- **What to produce**
Every entry below must appear again, exactly as written.

-- Start Records for this task --

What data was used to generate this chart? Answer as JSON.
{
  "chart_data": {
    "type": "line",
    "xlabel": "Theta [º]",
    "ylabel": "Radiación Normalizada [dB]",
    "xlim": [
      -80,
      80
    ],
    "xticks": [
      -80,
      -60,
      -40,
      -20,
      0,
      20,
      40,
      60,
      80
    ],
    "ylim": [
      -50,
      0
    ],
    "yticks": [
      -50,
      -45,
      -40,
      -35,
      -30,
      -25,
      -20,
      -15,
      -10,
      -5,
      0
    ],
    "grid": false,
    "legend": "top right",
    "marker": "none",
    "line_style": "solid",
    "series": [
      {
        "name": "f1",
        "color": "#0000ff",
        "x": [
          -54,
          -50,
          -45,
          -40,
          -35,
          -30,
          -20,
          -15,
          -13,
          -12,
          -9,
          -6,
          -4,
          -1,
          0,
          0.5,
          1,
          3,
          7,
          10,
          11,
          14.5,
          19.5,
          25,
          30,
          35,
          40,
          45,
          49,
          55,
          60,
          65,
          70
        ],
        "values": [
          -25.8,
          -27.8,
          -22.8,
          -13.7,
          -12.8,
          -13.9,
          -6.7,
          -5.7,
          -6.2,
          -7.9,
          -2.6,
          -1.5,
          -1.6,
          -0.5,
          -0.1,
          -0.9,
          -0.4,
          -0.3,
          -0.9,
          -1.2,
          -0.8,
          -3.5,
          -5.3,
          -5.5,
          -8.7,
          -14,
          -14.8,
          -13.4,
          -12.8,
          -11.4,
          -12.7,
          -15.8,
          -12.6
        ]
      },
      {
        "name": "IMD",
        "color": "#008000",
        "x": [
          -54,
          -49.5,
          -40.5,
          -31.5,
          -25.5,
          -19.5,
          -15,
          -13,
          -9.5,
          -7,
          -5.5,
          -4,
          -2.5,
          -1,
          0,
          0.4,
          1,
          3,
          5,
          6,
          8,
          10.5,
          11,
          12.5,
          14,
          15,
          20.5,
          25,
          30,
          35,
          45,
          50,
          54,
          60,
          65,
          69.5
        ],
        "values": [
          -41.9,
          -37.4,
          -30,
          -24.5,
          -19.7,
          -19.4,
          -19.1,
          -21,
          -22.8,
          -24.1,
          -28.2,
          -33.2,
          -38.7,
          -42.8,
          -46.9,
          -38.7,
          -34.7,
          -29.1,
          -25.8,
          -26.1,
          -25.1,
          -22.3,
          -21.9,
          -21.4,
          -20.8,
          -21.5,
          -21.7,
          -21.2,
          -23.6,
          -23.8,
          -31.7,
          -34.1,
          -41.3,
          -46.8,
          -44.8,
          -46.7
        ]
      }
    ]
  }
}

-- End Records for this task --

- **Solution**
What data was used to generate this chart? Answer as JSON.
{
  "chart_data": {
    "type": "line",
    "xlabel": "Theta [º]",
    "ylabel": "Radiación Normalizada [dB]",
    "xlim": [
      -80,
      80
    ],
    "xticks": [
      -80,
      -60,
      -40,
      -20,
      0,
      20,
      40,
      60,
      80
    ],
    "ylim": [
      -50,
      0
    ],
    "yticks": [
      -50,
      -45,
      -40,
      -35,
      -30,
      -25,
      -20,
      -15,
      -10,
      -5,
      0
    ],
    "grid": false,
    "legend": "top right",
    "marker": "none",
    "line_style": "solid",
    "series": [
      {
        "name": "f1",
        "color": "#0000ff",
        "x": [
          -54,
          -50,
          -45,
          -40,
          -35,
          -30,
          -20,
          -15,
          -13,
          -12,
          -9,
          -6,
          -4,
          -1,
          0,
          0.5,
          1,
          3,
          7,
          10,
          11,
          14.5,
          19.5,
          25,
          30,
          35,
          40,
          45,
          49,
          55,
          60,
          65,
          70
        ],
        "values": [
          -25.8,
          -27.8,
          -22.8,
          -13.7,
          -12.8,
          -13.9,
          -6.7,
          -5.7,
          -6.2,
          -7.9,
          -2.6,
          -1.5,
          -1.6,
          -0.5,
          -0.1,
          -0.9,
          -0.4,
          -0.3,
          -0.9,
          -1.2,
          -0.8,
          -3.5,
          -5.3,
          -5.5,
          -8.7,
          -14,
          -14.8,
          -13.4,
          -12.8,
          -11.4,
          -12.7,
          -15.8,
          -12.6
        ]
      },
      {
        "name": "IMD",
        "color": "#008000",
        "x": [
          -54,
          -49.5,
          -40.5,
          -31.5,
          -25.5,
          -19.5,
          -15,
          -13,
          -9.5,
          -7,
          -5.5,
          -4,
          -2.5,
          -1,
          0,
          0.4,
          1,
          3,
          5,
          6,
          8,
          10.5,
          11,
          12.5,
          14,
          15,
          20.5,
          25,
          30,
          35,
          45,
          50,
          54,
          60,
          65,
          69.5
        ],
        "values": [
          -41.9,
          -37.4,
          -30,
          -24.5,
          -19.7,
          -19.4,
          -19.1,
          -21,
          -22.8,
          -24.1,
          -28.2,
          -33.2,
          -38.7,
          -42.8,
          -46.9,
          -38.7,
          -34.7,
          -29.1,
          -25.8,
          -26.1,
          -25.1,
          -22.3,
          -21.9,
          -21.4,
          -20.8,
          -21.5,
          -21.7,
          -21.2,
          -23.6,
          -23.8,
          -31.7,
          -34.1,
          -41.3,
          -46.8,
          -44.8,
          -46.7
        ]
      }
    ]
  }
}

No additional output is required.